--- Start EXCERPT PROVIDED ---

The SA method is a method for efficiently finding an optimal solution by sampling a state according to the Boltzmann distribution at each temperature value and lowering the temperature value used for the sampling from a high temperature to a low temperature, for example, increasing an inverse temperature β. Since the state changes to some extent even on a low temperature side, for example, even in a case where β is large, there is a high possibility that a good solution may be found even when the temperature value is lowered quickly. For example, in a case where the SA method is used, the accelerator card 28 repeats an operation of lowering the temperature value after repeating a trial of a state transition at a fixed temperature value a certain number of times.
The replica exchange method is a method for independently executing the MCMC method by using a plurality of temperature values, and appropriately exchanging the temperature values for states obtained at the respective temperature value. A good solution may be efficiently found by searching a narrow range of a state space by the MCMC at a low temperature and searching a wide range of the state space by the MCMC at a high temperature. For example, in a case where the replica exchange method is used, the accelerator card 28 repeats an operation of performing trials of a state transition at each of a plurality of temperature values in parallel, and exchanging temperature values with a predetermined exchange probability for states obtained at the respective temperature values every time a certain number of trials are performed.
The accelerator card 28 includes an FPGA 28 a. The FPGA 28 a implements a search function in the accelerator card 28. The search function may be implemented by another type of electronic circuit such as a GPU or an ASIC. The FPGA 28 a includes a memory 28 b. The memory 28 b holds data such as problem information used for search in the FPGA 28 a and a solution searched for by the FPGA 28 a. The FPGA 28 a may include a plurality of memories including the memory 28 b. The FPGA 28 a is an example of the processing unit 12 of the first embodiment. The memory 28 b is an example of the storage unit 11 of the first embodiment. Note that the accelerator card 28 may include a RAM outside the FPGA 28 a, and data stored in the memory 28 b may be temporarily saved in the RAM according to processing of the FPGA 28 a.
A hardware accelerator that searches for a solution to a problem in an Ising format, such as the accelerator card 28, may be called an Ising machine, a Boltzmann machine, or the like.

--- End EXCERPT PROVIDED ---
--- Start INFORMATION GIVEN ---

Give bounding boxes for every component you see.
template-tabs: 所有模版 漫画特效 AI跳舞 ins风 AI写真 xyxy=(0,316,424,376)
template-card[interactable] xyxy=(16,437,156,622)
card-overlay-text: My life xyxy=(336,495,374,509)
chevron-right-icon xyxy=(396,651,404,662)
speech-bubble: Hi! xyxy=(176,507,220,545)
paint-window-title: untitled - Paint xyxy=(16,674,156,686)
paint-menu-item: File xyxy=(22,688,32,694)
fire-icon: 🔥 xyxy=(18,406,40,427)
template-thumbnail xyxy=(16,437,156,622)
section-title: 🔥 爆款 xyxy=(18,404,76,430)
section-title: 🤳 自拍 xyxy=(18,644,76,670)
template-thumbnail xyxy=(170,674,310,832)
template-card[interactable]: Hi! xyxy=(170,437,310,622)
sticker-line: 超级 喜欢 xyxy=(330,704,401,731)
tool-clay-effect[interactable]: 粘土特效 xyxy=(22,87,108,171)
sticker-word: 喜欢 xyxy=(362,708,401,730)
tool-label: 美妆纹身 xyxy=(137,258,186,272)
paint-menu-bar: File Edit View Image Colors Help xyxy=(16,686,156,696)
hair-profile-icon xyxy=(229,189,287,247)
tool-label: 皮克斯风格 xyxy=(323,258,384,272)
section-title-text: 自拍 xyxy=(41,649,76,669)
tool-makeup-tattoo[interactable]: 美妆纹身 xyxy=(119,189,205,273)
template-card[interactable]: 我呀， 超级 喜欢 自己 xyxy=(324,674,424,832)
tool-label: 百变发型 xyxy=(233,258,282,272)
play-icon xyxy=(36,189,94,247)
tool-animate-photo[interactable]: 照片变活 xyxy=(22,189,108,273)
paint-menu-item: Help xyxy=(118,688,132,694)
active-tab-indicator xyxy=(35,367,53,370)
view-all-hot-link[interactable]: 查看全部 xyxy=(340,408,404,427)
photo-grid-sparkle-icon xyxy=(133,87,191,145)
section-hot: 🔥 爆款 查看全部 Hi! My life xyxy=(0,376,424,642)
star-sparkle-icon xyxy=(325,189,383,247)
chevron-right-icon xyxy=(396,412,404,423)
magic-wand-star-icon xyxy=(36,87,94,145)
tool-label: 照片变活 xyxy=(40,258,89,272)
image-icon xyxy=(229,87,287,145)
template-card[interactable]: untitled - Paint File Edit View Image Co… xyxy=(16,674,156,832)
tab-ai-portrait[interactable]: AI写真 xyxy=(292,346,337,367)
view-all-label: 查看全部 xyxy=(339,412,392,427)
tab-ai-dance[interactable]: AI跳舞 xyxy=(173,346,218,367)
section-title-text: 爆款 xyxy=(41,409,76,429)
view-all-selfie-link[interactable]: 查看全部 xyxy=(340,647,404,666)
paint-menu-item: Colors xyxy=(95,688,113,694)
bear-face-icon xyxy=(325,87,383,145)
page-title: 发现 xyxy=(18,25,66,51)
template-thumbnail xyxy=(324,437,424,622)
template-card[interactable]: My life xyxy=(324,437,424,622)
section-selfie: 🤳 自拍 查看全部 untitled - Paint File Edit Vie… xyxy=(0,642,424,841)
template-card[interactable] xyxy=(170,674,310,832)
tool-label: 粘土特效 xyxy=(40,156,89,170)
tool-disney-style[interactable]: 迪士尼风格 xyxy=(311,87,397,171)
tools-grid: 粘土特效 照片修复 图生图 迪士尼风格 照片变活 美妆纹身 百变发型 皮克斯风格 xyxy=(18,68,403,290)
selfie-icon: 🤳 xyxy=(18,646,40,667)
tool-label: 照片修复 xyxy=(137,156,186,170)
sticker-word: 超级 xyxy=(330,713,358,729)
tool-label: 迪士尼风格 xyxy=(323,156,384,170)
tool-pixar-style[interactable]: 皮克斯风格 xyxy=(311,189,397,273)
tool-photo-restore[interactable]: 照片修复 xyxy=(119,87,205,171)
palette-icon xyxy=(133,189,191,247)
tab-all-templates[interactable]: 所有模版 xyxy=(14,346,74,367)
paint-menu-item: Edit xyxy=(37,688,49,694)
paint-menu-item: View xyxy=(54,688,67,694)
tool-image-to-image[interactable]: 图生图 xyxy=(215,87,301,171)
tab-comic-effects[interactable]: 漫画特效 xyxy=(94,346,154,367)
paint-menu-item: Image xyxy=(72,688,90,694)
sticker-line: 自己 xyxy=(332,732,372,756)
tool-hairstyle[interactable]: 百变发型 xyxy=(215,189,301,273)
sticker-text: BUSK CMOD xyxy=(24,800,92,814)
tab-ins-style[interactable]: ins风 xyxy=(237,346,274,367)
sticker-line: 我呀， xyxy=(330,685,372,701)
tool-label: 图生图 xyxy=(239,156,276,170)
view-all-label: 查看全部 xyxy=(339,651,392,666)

--- End INFORMATION GIVEN ---

• _PROMPT A_: In the excerpt on search methods, rewrite the words starting with "The replica exchange method is a" and going on through "trials are performed.", using "parallel tempering method" in place of "replica exchange method".
• _PROMPT B_:
Answer these questions from the excerpt on search methods:
(i) In the SA method, what is the temperature value used for sampling lowered from, and what is it lowered to?
(ii) Besides the FPGA, what other types of electronic circuit are named as able to implement the search function?
(iii) What may a hardware accelerator that searches for a solution to a problem in an Ising format be called?

• _PROBLEM SOLUTION A_:
The parallel tempering method is a method for independently executing the MCMC method by using a plurality of temperature values, and appropriately exchanging the temperature values for states obtained at the respective temperature value. A good solution may be efficiently found by searching a narrow range of a state space by the MCMC at a low temperature and searching a wide range of the state space by the MCMC at a high temperature. For example, in a case where the parallel tempering method is used, the accelerator card 28 repeats an operation of performing trials of a state transition at each of a plurality of temperature values in parallel, and exchanging temperature values with a predetermined exchange probability for states obtained at the respective temperature values every time a certain number of trials are performed.

• _PROBLEM SOLUTION B_:
(i) From a high temperature to a low temperature.
(ii) A GPU or an ASIC.
(iii) An Ising machine, a Boltzmann machine, or the like.